Given task -> Retype all the records with nothing changed.

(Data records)
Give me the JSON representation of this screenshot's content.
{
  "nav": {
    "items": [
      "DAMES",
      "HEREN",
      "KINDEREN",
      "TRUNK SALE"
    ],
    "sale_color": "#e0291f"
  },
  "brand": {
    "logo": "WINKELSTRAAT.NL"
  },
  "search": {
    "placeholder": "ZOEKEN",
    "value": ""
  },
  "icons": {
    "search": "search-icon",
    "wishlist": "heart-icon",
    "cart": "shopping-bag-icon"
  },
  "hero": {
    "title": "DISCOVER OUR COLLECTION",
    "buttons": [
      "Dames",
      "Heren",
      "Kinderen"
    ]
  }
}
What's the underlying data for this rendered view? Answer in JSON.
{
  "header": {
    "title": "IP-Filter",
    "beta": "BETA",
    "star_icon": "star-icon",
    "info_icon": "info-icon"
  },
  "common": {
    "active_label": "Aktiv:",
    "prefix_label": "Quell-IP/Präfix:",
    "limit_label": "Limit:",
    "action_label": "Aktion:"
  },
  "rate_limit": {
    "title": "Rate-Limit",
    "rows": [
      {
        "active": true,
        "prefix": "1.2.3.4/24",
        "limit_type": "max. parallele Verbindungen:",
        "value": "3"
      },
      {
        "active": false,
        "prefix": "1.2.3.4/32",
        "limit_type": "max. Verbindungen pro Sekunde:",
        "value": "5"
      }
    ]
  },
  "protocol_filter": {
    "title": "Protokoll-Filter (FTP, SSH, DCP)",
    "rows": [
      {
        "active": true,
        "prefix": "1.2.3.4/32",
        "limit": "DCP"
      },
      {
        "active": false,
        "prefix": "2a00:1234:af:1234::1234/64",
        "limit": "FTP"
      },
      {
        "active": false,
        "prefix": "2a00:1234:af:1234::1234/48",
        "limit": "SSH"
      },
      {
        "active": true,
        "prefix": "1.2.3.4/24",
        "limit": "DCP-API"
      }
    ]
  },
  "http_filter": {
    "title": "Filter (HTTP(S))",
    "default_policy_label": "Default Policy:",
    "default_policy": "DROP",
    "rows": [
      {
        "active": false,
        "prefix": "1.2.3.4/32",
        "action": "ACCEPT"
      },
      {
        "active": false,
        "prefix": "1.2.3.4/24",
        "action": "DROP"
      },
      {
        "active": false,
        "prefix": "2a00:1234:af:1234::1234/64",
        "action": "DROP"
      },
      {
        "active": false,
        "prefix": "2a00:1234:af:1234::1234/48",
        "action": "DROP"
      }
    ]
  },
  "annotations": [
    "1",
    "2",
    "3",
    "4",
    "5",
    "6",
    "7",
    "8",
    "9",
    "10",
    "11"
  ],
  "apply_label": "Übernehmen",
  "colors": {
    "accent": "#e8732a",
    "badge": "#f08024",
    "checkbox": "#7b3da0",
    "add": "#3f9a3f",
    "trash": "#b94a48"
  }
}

Worked answer ->
Give me the JSON representation of this screenshot's content.
{
  "nav": {
    "items": [
      "DAMES",
      "HEREN",
      "KINDEREN",
      "TRUNK SALE"
    ],
    "sale_color": "#e0291f"
  },
  "brand": {
    "logo": "WINKELSTRAAT.NL"
  },
  "search": {
    "placeholder": "ZOEKEN",
    "value": ""
  },
  "icons": {
    "search": "search-icon",
    "wishlist": "heart-icon",
    "cart": "shopping-bag-icon"
  },
  "hero": {
    "title": "DISCOVER OUR COLLECTION",
    "buttons": [
      "Dames",
      "Heren",
      "Kinderen"
    ]
  }
}
What's the underlying data for this rendered view? Answer in JSON.
{
  "header": {
    "title": "IP-Filter",
    "beta": "BETA",
    "star_icon": "star-icon",
    "info_icon": "info-icon"
  },
  "common": {
    "active_label": "Aktiv:",
    "prefix_label": "Quell-IP/Präfix:",
    "limit_label": "Limit:",
    "action_label": "Aktion:"
  },
  "rate_limit": {
    "title": "Rate-Limit",
    "rows": [
      {
        "active": true,
        "prefix": "1.2.3.4/24",
        "limit_type": "max. parallele Verbindungen:",
        "value": "3"
      },
      {
        "active": false,
        "prefix": "1.2.3.4/32",
        "limit_type": "max. Verbindungen pro Sekunde:",
        "value": "5"
      }
    ]
  },
  "protocol_filter": {
    "title": "Protokoll-Filter (FTP, SSH, DCP)",
    "rows": [
      {
        "active": true,
        "prefix": "1.2.3.4/32",
        "limit": "DCP"
      },
      {
        "active": false,
        "prefix": "2a00:1234:af:1234::1234/64",
        "limit": "FTP"
      },
      {
        "active": false,
        "prefix": "2a00:1234:af:1234::1234/48",
        "limit": "SSH"
      },
      {
        "active": true,
        "prefix": "1.2.3.4/24",
        "limit": "DCP-API"
      }
    ]
  },
  "http_filter": {
    "title": "Filter (HTTP(S))",
    "default_policy_label": "Default Policy:",
    "default_policy": "DROP",
    "rows": [
      {
        "active": false,
        "prefix": "1.2.3.4/32",
        "action": "ACCEPT"
      },
      {
        "active": false,
        "prefix": "1.2.3.4/24",
        "action": "DROP"
      },
      {
        "active": false,
        "prefix": "2a00:1234:af:1234::1234/64",
        "action": "DROP"
      },
      {
        "active": false,
        "prefix": "2a00:1234:af:1234::1234/48",
        "action": "DROP"
      }
    ]
  },
  "annotations": [
    "1",
    "2",
    "3",
    "4",
    "5",
    "6",
    "7",
    "8",
    "9",
    "10",
    "11"
  ],
  "apply_label": "Übernehmen",
  "colors": {
    "accent": "#e8732a",
    "badge": "#f08024",
    "checkbox": "#7b3da0",
    "add": "#3f9a3f",
    "trash": "#b94a48"
  }
}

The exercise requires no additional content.